§ Цитируемый текст
● ● ● ● ● ● ●

Журнальный зал

Русский
толстый журнал как эстетический феномен

Опубликовано в журнале: Вопросы литературы 2003, 6

Воспоминания об отце

В ТАРУСЕ

В мае 1957 года никаких планов на предстоящее лето не было. Неожиданно узнала, что папа едет с Гидашами в Тарусу. Он, наверное, внезапно поддался уговорам Гидашей, встретив их где-то в Союзе писателей. Он быстро собрался, и Гидаши увезли его на своей машине. Мне оставил тарусский адрес Гидашей.

Покончив с экзаменами, я собрала рюкзачок и отправилась на поезде до Серпухова, а там на пыльной бесприютной площади штурмовала автобус до Тарусы. Гидаши снимали комнаты в большой темной избе — за дощатым забором в верхней части городка, расположенного на крутом берегу Оки. (Вся улица — глухой забор и ворота.) Вышел Гидаш. Не зная, как назвать его: “Здравствуйте, куда вы дели моего папу?” Гидаш засмеялся. С таким же смехом он потом много раз изображал эту сцену.

Папа жил в небольшом домике совсем недалеко, на тихой соседней улице с множеством тропинок в зарослях спорыша и аптечной ромашки. Дважды в день тихонько проходило стадо (козы, овцы, две-три коровы), людей не видно, а появление машины было событием. Большую часть дня он проводил в комнатке перед окном на эту улицу. Там он работал за небольшим столом с пишущей машинкой “Continental”. Как всегда вокруг папы, там уже образовалось особое упорядоченное пространство. Это абсолютный порядок, и чисто внешний — на письменном столе, в рукописях и в печатном тексте, в одежде. И внутри — он собран и сосредоточен, внимателен и доброжелателен. Обитатели дома отвечают деликатной почтительностью. Вокруг него каким-то образом исключаются суета, грубость, навязчивость, капризы. Это знали всегда мы, дети, и в присутствии папы вели себя по мере сил достойно. Чувствуют это и обитатели дома на улице Карла Либкнехта.

Папа снимал две смежные комнатки и узенькую открытую верандочку, куда можно было попасть из комнаты через окно (мой путь) или по маленькому коридорчику, ведущему на крылечко. Мне хорошо жилось и дышалось на веранде (только ночные ливни загоняли меня в дом). Там мы едим и встречаемся с друзьями. На стене у стола — большой рыночный лубок с кипарисами, лебедями и красавицами. Над столом — лампа в цветном платке. На перилах — фиалки в цвету. Минимум удобств, и все очень скромно. Но я запомнила еще с 1947 года папин рассказ о мудреце, который отказался от дворца и поселился в нищем чулане, где ничто не отвлекало от размышлений. Папе тогда прекрасно работалось в комнатушке наверху дачи В. П. Ильенкова в Переделкине в березовой роще. Хорошо работается и здесь.

● ● ● ● ● ● ●

§ Исходные данные
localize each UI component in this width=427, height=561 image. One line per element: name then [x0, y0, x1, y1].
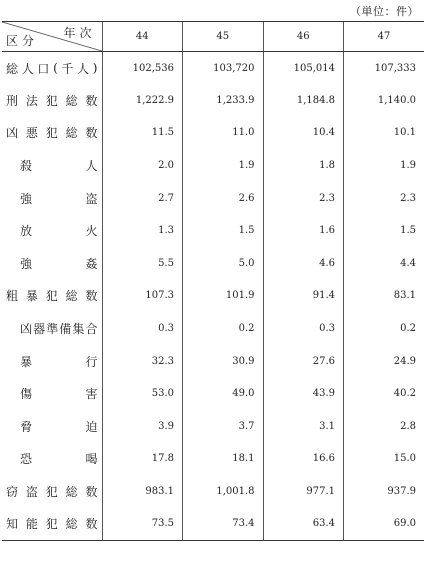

● ● ● ● ● ● ●

§ Письменное задание
Продолжите воспоминания об отце в Тарусе, начав сразу после их последнего предложения.

§ Ответ на задание
Дом очень тихий. Хозяин — Федор Дмитриевич Грачев, человек вполне земной. Хозяйничает. Чинит. Красит. Денежки любит. Собирает еще незрелые яблоки, чтобы продать их втридорога у ворот пионерского лагеря. Выпивает частенько, но никогда не буянит.

Хозяйка Мария Дмитриевна совсем непохожа на мужа. Она обычно молчит, кроткая и работящая (“Целый день стирает прачка, муж пошел за водкой”). Со строгим лицом и низко повязанным платком она ходит на богомолье — в Истомино. Замаливает какие-то грехи. Ханжества в ней нет.

В саду в беседке обитает загадочная немолодая воздушная фигура — Полина. Очень застенчивая.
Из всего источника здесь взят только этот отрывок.